BEGIN Input rows

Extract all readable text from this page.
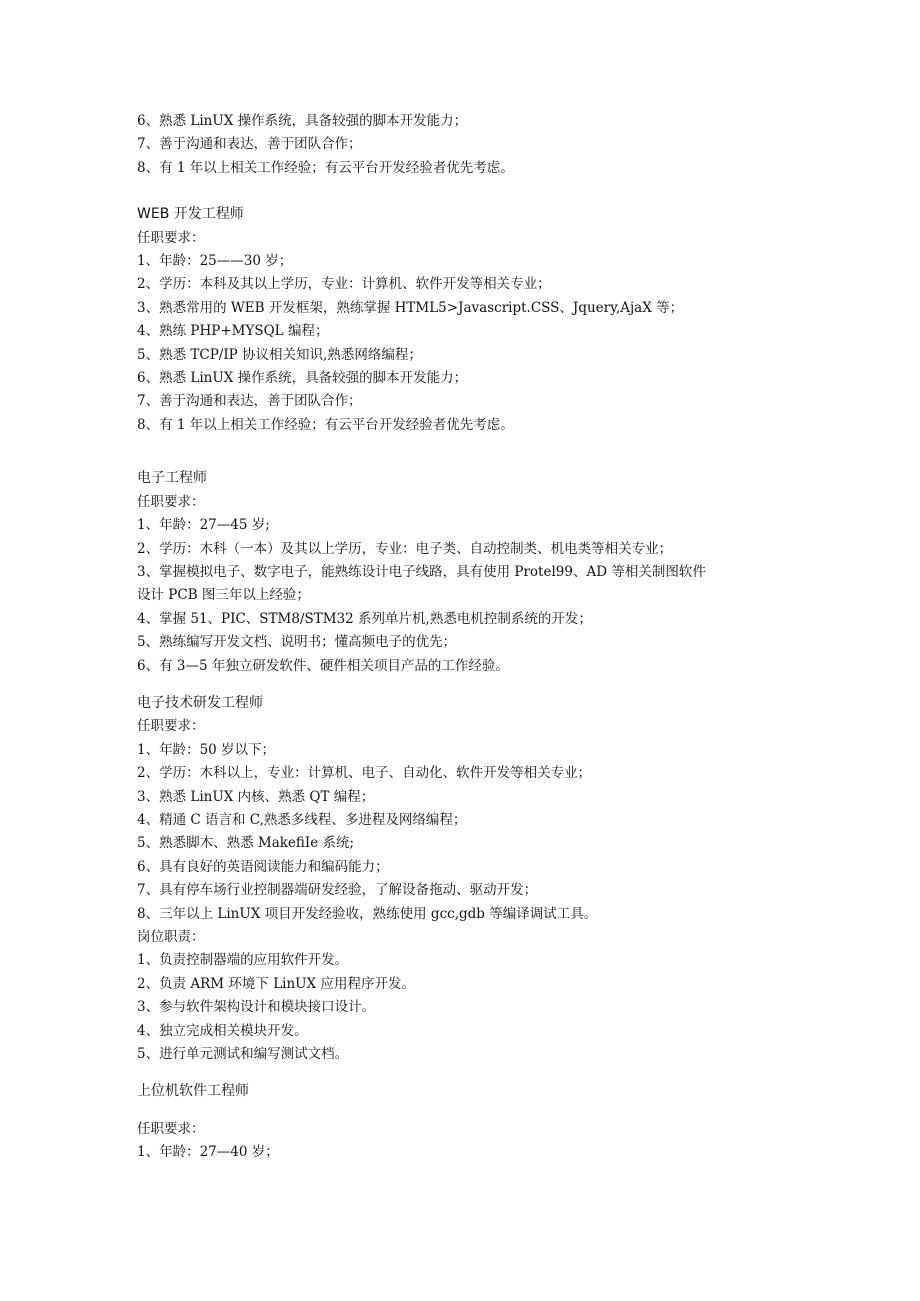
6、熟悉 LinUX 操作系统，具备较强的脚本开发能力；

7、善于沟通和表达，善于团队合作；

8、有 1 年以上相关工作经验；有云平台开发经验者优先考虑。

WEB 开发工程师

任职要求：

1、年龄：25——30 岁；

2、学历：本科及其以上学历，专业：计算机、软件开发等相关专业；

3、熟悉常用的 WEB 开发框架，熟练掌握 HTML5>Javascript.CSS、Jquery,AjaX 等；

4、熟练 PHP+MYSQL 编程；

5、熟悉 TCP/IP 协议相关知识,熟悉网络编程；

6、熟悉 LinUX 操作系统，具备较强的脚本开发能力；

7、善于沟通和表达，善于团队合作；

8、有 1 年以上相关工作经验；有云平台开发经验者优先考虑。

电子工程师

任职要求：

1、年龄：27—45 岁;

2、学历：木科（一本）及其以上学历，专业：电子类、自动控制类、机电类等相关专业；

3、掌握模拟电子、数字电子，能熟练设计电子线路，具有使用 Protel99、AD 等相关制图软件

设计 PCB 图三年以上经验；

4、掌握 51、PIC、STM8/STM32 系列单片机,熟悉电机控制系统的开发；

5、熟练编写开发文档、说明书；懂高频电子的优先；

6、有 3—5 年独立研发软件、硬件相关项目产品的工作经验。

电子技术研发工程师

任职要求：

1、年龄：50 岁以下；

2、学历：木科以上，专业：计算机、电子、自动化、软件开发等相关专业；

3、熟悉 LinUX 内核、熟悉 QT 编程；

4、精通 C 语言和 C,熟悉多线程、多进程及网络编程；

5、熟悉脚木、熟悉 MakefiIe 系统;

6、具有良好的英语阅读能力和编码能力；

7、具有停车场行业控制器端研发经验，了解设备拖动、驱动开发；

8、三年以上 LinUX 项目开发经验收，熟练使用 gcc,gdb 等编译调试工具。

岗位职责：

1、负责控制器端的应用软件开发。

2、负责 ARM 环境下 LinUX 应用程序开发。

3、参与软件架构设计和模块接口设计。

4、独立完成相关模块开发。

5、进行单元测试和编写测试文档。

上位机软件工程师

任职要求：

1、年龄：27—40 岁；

END Input rows
BEGIN Input rows

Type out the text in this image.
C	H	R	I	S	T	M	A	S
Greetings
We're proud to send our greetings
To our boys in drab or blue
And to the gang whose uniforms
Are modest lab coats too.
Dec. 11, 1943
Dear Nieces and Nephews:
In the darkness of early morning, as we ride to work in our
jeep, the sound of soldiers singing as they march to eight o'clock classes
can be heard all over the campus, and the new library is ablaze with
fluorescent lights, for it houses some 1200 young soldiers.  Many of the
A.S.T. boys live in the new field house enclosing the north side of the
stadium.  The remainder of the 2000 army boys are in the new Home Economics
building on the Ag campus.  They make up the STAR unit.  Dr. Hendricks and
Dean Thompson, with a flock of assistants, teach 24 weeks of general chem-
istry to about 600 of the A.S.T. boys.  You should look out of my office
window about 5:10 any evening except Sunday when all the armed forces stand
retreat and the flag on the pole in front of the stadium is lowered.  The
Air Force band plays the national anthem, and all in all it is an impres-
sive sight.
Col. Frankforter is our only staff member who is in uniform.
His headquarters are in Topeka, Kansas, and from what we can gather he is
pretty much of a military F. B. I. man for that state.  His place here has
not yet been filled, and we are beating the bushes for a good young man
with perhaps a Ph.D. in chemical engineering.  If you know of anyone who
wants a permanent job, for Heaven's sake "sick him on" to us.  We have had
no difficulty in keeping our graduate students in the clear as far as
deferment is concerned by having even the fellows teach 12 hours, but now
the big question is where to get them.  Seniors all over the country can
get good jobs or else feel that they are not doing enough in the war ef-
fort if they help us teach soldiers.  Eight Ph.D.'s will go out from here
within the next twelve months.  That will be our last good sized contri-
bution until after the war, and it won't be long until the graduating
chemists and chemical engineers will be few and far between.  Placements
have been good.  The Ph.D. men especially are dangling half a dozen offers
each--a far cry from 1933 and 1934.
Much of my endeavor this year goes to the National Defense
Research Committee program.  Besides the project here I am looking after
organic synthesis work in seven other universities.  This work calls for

END Input rows

__Description of the task__:
Read the entries and select each line where the word "young" is found.

__Response below__:
fluorescent lights, for it houses some 1200 young soldiers.  Many of the
not yet been filled, and we are beating the bushes for a good young man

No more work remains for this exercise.